TASK TO COMPLETE =
Write out the material again word for word, dropping any images it holds.

PROVIDED RECORDS =
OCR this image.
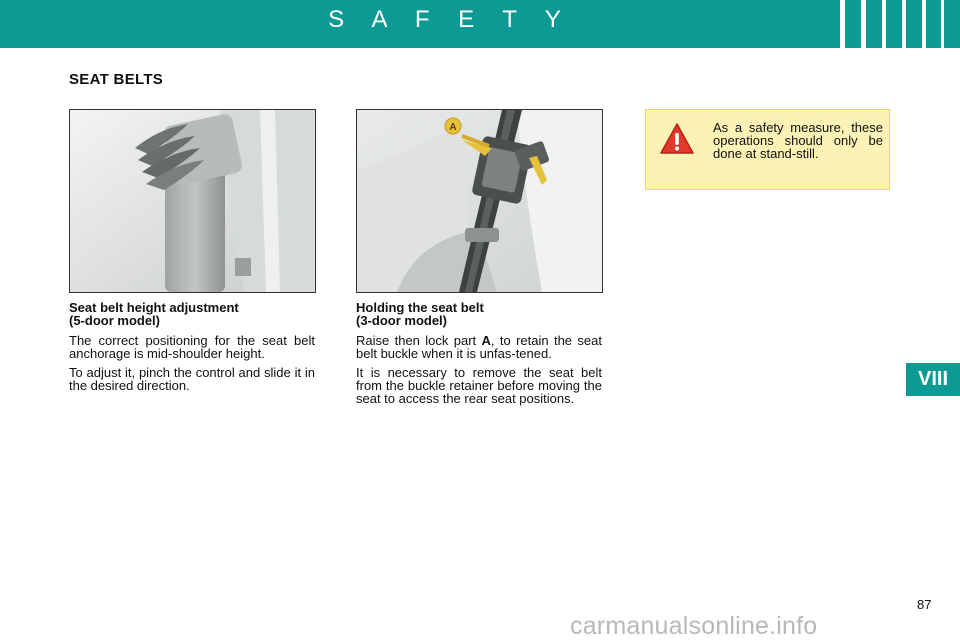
S A F E T Y
SEAT BELTS
A
Seat belt height adjustment
(5-door model)

The correct positioning for the seat belt anchorage is mid-shoulder height.

To adjust it, pinch the control and slide it in the desired direction.

Holding the seat belt
(3-door model)

Raise then lock part A, to retain the seat belt buckle when it is unfas-tened.

It is necessary to remove the seat belt from the buckle retainer before moving the seat to access the rear seat positions.

As a safety measure, these operations should only be done at stand-still.
VIII
87
carmanualsonline.info
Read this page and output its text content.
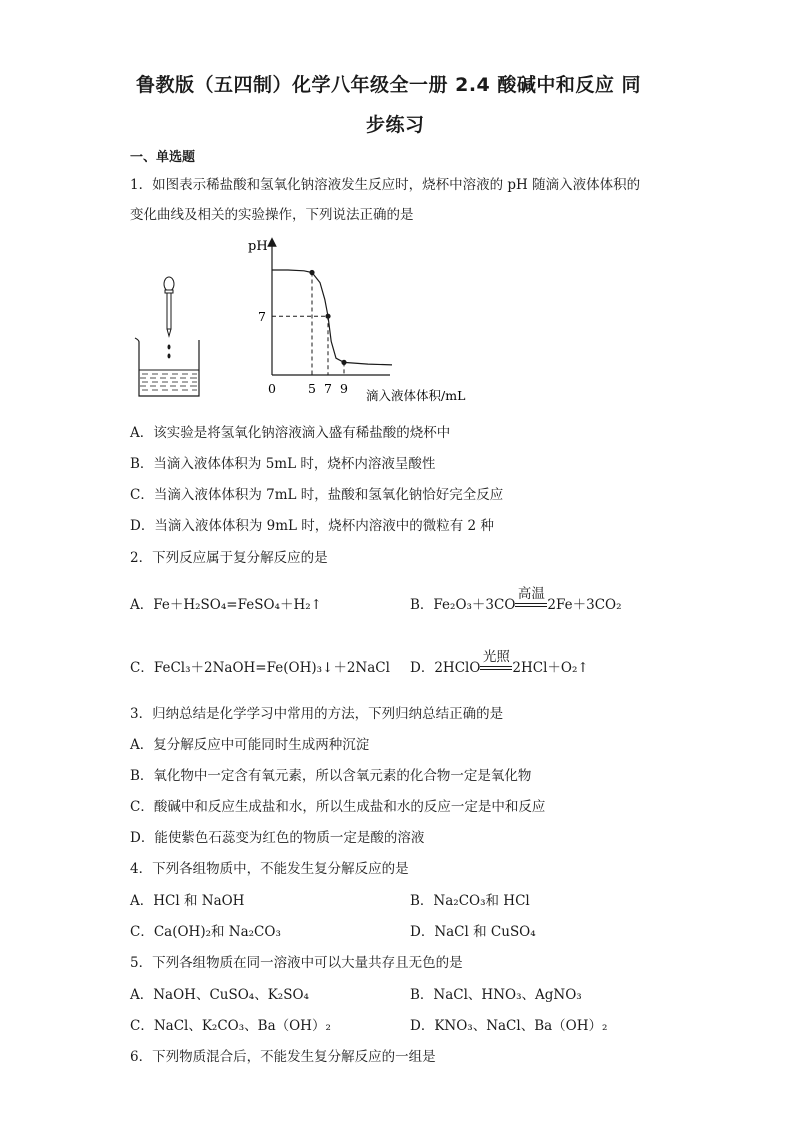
鲁教版（五四制）化学八年级全一册 2.4 酸碱中和反应 同
步练习
一、单选题
1．如图表示稀盐酸和氢氧化钠溶液发生反应时，烧杯中溶液的 pH 随滴入液体体积的
变化曲线及相关的实验操作，下列说法正确的是
pH
滴入液体体积/mL
0	5 7 9
7
A．该实验是将氢氧化钠溶液滴入盛有稀盐酸的烧杯中
B．当滴入液体体积为 5mL 时，烧杯内溶液呈酸性
C．当滴入液体体积为 7mL 时，盐酸和氢氧化钠恰好完全反应
D．当滴入液体体积为 9mL 时，烧杯内溶液中的微粒有 2 种
2．下列反应属于复分解反应的是
A．Fe＋H₂SO₄=FeSO₄＋H₂↑	B．Fe₂O₃＋3CO
高温
2Fe＋3CO₂
C．FeCl₃＋2NaOH=Fe(OH)₃↓＋2NaCl D．2HClO
光照
2HCl＋O₂↑
3．归纳总结是化学学习中常用的方法，下列归纳总结正确的是
A．复分解反应中可能同时生成两种沉淀
B．氧化物中一定含有氧元素，所以含氧元素的化合物一定是氧化物
C．酸碱中和反应生成盐和水，所以生成盐和水的反应一定是中和反应
D．能使紫色石蕊变为红色的物质一定是酸的溶液
4．下列各组物质中，不能发生复分解反应的是
A．HCl 和 NaOH	B．Na₂CO₃和 HCl
C．Ca(OH)₂和 Na₂CO₃	D．NaCl 和 CuSO₄
5．下列各组物质在同一溶液中可以大量共存且无色的是
A．NaOH、CuSO₄、K₂SO₄	B．NaCl、HNO₃、AgNO₃
C．NaCl、K₂CO₃、Ba（OH）₂	D．KNO₃、NaCl、Ba（OH）₂
6．下列物质混合后，不能发生复分解反应的一组是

TASK RESPONSE =
OCR this image.
S A F E T Y
SEAT BELTS
A
Seat belt height adjustment
(5-door model)

The correct positioning for the seat belt anchorage is mid-shoulder height.

To adjust it, pinch the control and slide it in the desired direction.

Holding the seat belt
(3-door model)

Raise then lock part A, to retain the seat belt buckle when it is unfas-tened.

It is necessary to remove the seat belt from the buckle retainer before moving the seat to access the rear seat positions.

As a safety measure, these operations should only be done at stand-still.
VIII
87
carmanualsonline.info
Read this page and output its text content.
鲁教版（五四制）化学八年级全一册 2.4 酸碱中和反应 同
步练习
一、单选题
1．如图表示稀盐酸和氢氧化钠溶液发生反应时，烧杯中溶液的 pH 随滴入液体体积的
变化曲线及相关的实验操作，下列说法正确的是
pH
滴入液体体积/mL
0	5 7 9
7
A．该实验是将氢氧化钠溶液滴入盛有稀盐酸的烧杯中
B．当滴入液体体积为 5mL 时，烧杯内溶液呈酸性
C．当滴入液体体积为 7mL 时，盐酸和氢氧化钠恰好完全反应
D．当滴入液体体积为 9mL 时，烧杯内溶液中的微粒有 2 种
2．下列反应属于复分解反应的是
A．Fe＋H₂SO₄=FeSO₄＋H₂↑	B．Fe₂O₃＋3CO
高温
2Fe＋3CO₂
C．FeCl₃＋2NaOH=Fe(OH)₃↓＋2NaCl D．2HClO
光照
2HCl＋O₂↑
3．归纳总结是化学学习中常用的方法，下列归纳总结正确的是
A．复分解反应中可能同时生成两种沉淀
B．氧化物中一定含有氧元素，所以含氧元素的化合物一定是氧化物
C．酸碱中和反应生成盐和水，所以生成盐和水的反应一定是中和反应
D．能使紫色石蕊变为红色的物质一定是酸的溶液
4．下列各组物质中，不能发生复分解反应的是
A．HCl 和 NaOH	B．Na₂CO₃和 HCl
C．Ca(OH)₂和 Na₂CO₃	D．NaCl 和 CuSO₄
5．下列各组物质在同一溶液中可以大量共存且无色的是
A．NaOH、CuSO₄、K₂SO₄	B．NaCl、HNO₃、AgNO₃
C．NaCl、K₂CO₃、Ba（OH）₂	D．KNO₃、NaCl、Ba（OH）₂
6．下列物质混合后，不能发生复分解反应的一组是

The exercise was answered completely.